### [Tarefa 1]
No texto sobre a deficiência, o que é apontado como a diferença entre a normalidade e a deficiência?
### [Tarefa 2]
Escreva a continuação do texto sobre a deficiência, a começar depois da última frase apresentada.

No Dicionário Priberam da Língua Portuguesa, a palavra deficiente define-se como um adjetivo e substantivo de dois géneros: «que ou quem apresenta deformação física ou insuficiência de uma função física ou mental; que ou quem apresenta uma deficiência.». E a verdade é esta: nasci com uma deformação num gene, uma mutação.

Sou uma mutante, how awesome is that?!

Na verdade, todos nós somos deficientes. Não de carácter, mas biologicamente falando. Todos temos genes ou células defeituosas. É tão comum hoje em dia encontrarmos pessoas com óculos, ou com “pequenas” dislexias. Pessoas com tendência para escolioses, pessoas com melhor ou pior coordenação. Indivíduos que envelhecem mais rapidamente… Como disse, o nosso corpo não é perfeito.

A diferença entre a normalidade e deficiência é pura e simplesmente estatística. Aliás, se analisarem bem, tudo ao nosso redor é estatística. O ser-se “normal” é a moda, é o número que se repete mais. Se toda a gente andasse de cadeira de rodas por exemplo, como eu, o “normal” era ser-se deficiente. Aqui a única diferença são os números, a quantidade de indivíduos com mutações genéticas graves que ressaltam à nossa vista. Resumindo, é estar-se em minoria. Mas será a minoria uma ofensa?

Gosto de olhar para a deficiência como ser-se diferente. Ser-se bold, destacado. Num rebanho de ovelha brancas, sou a preta.

Às vezes tenho medo de dizer que tenho orgulho em ser deficiente. Pensarão vocês “como podes ter orgulho em não conseguir andar? ou de não seres totalmente independente a respirar?”. Não tenho o mínimo orgulho das deficiências físicas que possuo. Tenho sim orgulho no que a deficiência e diferença me ensinaram. Se me dessem a escolher entre ter nascido “normal” ou ter nascido deficiente, teria recusado a primeira opção. Porquê? Simples, não seria a pessoa que sou hoje e não olharia para o mundo da mesma forma como hoje em dia. Gostava evidentemente de um dia ter direito a uma “cura”. Mas não algo que me apagasse as memórias da deficiência. De tudo o que vivi e aprendi. Aprendi a ser sensível e humilde. A ser humana. Aprendi a tolerar a dor e a angustia. Aprendi a viver com ansiedade e com depressão. Aprendi a seguir em frente e remar contra a maré. Riu-me mais do que choro. Sou uma gozona e sarcástica na verdade. A vida deu-me outros olhos, outro sentido. Um 7º sentido. (visto que sou mulher, lol)

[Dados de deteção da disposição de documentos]
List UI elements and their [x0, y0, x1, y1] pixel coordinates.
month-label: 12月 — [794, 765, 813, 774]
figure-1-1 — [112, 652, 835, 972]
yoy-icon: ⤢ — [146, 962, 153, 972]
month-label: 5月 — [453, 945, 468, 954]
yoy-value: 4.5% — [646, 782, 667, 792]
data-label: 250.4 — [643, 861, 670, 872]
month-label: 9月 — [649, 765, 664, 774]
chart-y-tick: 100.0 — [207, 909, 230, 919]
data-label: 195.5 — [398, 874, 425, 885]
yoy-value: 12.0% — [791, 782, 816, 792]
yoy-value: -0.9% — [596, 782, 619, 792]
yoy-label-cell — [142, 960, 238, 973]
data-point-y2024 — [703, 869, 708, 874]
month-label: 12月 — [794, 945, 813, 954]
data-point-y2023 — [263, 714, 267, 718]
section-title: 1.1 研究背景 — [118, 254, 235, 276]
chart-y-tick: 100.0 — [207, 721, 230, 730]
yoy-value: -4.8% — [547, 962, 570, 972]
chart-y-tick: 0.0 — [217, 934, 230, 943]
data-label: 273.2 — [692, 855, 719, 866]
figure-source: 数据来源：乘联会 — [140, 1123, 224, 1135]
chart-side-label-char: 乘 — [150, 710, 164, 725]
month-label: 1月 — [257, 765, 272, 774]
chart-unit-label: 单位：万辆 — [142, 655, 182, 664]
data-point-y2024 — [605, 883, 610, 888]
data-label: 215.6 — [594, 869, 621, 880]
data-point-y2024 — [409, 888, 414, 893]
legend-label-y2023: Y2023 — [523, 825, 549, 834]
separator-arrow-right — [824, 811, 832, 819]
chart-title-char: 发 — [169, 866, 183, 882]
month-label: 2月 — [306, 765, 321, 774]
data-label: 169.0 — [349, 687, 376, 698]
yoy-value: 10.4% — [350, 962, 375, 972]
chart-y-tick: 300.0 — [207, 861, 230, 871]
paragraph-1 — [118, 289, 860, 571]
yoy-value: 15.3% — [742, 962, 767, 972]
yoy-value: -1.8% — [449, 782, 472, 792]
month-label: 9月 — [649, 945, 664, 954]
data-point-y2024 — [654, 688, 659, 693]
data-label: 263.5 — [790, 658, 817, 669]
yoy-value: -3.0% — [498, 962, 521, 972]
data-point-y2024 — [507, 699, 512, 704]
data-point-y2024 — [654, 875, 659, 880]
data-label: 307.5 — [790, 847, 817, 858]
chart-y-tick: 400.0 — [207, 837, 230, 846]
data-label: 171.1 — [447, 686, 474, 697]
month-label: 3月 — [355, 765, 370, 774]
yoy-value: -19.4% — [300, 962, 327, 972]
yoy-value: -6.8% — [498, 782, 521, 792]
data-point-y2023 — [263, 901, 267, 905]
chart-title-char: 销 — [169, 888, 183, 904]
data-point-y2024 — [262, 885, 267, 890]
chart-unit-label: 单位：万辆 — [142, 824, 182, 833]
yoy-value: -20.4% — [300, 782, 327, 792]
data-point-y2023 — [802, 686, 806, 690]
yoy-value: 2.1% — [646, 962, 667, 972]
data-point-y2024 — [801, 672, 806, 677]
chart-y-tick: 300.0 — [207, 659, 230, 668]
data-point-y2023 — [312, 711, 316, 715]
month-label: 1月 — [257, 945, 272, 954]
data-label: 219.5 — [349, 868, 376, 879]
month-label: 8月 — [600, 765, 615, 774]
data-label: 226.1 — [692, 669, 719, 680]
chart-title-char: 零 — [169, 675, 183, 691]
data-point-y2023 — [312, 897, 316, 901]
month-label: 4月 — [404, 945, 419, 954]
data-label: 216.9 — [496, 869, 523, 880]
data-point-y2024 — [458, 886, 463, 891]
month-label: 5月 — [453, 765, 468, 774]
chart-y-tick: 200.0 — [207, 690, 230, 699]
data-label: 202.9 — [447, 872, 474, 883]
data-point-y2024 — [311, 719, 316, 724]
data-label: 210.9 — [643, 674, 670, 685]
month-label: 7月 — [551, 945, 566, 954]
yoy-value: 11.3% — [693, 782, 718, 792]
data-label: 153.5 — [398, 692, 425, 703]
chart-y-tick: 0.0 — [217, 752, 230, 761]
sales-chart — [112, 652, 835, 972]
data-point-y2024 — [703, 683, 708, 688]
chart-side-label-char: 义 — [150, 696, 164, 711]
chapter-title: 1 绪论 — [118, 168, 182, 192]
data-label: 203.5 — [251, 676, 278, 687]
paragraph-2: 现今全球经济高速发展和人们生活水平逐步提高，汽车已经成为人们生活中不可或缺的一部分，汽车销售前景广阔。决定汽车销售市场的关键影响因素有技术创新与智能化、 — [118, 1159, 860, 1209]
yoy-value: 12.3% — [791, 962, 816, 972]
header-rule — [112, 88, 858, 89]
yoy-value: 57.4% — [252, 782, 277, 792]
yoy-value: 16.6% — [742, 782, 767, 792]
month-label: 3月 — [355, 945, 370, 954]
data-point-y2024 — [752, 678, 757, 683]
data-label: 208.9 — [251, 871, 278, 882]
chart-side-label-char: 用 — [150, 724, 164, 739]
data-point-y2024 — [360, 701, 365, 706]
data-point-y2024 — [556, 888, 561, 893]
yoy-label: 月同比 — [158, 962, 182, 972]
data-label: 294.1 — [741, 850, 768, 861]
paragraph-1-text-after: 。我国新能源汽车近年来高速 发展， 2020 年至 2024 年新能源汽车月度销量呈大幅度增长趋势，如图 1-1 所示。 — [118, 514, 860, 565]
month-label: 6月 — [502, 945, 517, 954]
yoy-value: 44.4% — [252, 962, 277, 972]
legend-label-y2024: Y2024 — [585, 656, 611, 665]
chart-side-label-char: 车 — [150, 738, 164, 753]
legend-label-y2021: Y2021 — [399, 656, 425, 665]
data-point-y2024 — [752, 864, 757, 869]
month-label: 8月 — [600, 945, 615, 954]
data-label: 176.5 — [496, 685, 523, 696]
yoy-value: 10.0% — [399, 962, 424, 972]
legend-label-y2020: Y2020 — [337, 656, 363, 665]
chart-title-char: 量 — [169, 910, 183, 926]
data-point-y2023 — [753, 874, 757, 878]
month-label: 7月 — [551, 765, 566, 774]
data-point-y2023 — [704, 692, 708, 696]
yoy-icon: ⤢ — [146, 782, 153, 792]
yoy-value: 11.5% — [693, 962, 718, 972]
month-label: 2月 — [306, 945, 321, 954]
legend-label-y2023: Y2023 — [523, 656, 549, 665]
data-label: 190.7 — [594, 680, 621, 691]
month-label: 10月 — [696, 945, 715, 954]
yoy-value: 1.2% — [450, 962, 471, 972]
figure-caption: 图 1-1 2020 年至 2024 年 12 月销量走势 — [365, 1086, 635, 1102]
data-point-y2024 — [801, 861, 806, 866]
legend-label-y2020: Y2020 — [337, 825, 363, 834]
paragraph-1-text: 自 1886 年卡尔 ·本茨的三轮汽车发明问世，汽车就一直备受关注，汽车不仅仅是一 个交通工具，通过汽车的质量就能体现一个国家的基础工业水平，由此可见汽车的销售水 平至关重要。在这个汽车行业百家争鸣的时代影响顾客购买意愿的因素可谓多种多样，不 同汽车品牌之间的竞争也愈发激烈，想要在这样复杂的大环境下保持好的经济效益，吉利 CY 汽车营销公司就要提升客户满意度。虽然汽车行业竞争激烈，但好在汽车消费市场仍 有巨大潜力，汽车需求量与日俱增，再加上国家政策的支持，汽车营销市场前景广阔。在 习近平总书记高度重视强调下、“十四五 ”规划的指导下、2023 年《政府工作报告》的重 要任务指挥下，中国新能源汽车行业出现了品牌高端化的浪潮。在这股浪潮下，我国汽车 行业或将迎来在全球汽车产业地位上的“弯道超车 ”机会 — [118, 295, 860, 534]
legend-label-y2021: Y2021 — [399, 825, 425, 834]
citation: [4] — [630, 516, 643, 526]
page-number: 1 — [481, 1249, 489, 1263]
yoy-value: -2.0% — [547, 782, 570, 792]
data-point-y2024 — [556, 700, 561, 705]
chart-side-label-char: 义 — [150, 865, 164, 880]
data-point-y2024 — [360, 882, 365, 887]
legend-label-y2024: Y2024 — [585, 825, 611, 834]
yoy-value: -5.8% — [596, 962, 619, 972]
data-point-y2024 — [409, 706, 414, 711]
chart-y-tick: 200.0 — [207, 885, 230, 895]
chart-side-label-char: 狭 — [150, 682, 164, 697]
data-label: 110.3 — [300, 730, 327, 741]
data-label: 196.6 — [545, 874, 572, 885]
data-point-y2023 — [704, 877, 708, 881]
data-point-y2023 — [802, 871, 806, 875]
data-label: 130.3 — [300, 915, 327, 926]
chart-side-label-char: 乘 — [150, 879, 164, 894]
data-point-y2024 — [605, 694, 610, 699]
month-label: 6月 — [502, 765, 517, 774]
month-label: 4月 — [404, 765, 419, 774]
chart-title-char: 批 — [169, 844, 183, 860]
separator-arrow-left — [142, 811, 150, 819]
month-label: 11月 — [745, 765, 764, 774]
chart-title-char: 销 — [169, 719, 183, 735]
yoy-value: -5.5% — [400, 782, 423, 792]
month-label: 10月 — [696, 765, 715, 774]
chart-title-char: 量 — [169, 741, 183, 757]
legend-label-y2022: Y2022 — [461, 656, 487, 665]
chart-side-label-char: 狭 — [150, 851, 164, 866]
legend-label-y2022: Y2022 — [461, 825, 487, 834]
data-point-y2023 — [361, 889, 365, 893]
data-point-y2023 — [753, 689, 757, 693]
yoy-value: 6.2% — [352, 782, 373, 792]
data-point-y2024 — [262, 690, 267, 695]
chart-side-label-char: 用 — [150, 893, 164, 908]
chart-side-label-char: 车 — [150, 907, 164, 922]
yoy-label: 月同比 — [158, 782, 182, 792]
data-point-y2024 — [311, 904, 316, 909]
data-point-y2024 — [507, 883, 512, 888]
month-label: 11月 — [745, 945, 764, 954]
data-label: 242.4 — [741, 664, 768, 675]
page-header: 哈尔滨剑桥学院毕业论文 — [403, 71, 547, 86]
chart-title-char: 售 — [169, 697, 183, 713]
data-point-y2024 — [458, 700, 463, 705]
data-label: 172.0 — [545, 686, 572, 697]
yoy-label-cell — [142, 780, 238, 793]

### [Resultado 1]
A diferença é pura e simplesmente estatística.

### [Resultado 2]
Gostava que as pessoas pensassem mais na sua identidade e pessoa. Não se resumissem em ser ovelhas brancas. Existem tantas cores… A necessidade de nos encaixarmos em algo maior que nós é terrível. Desconstrói a nossa personalidade e individualidade. Falo por experiência própria. Até que descobri que ser-se diferente tem as suas vantagens. Obviamente que não me resumo à minha mutação genética. Aqui a diferença é que tirei partido dessa diferença para não ter medo de me assumir, como sou. De realçar outras capacidades minhas. De estar na tuna feminina da minha faculdade mesmo com todas as minhas dificuldades. De escrever sobre o meu percurso. De ter sido a deficiente que fez o maior flashmob português em homenagem a uma banda… Ou até de usar roupas extravagantes quando me apetece. Não há nada melhor na vida que sapatos brilhantes e chapéus.

As pessoas têm medo de ser diferentes, de não se enquadrarem em padrões. Quando na verdade, não existe uma única impressão digital igual. Não tenham medo de não serem iguais. Numa palete de cores têm tantas por onde escolher. Criem a vossa mistura, a vossa cor, o vosso ser.

Sejam diferentes, sejam ridículos. Realcem as vossas imperfeições e façam delas vossas companheiras de guerra e aliadas.

Se a vida fosse apenas cor-de-rosa não teria piada nenhuma.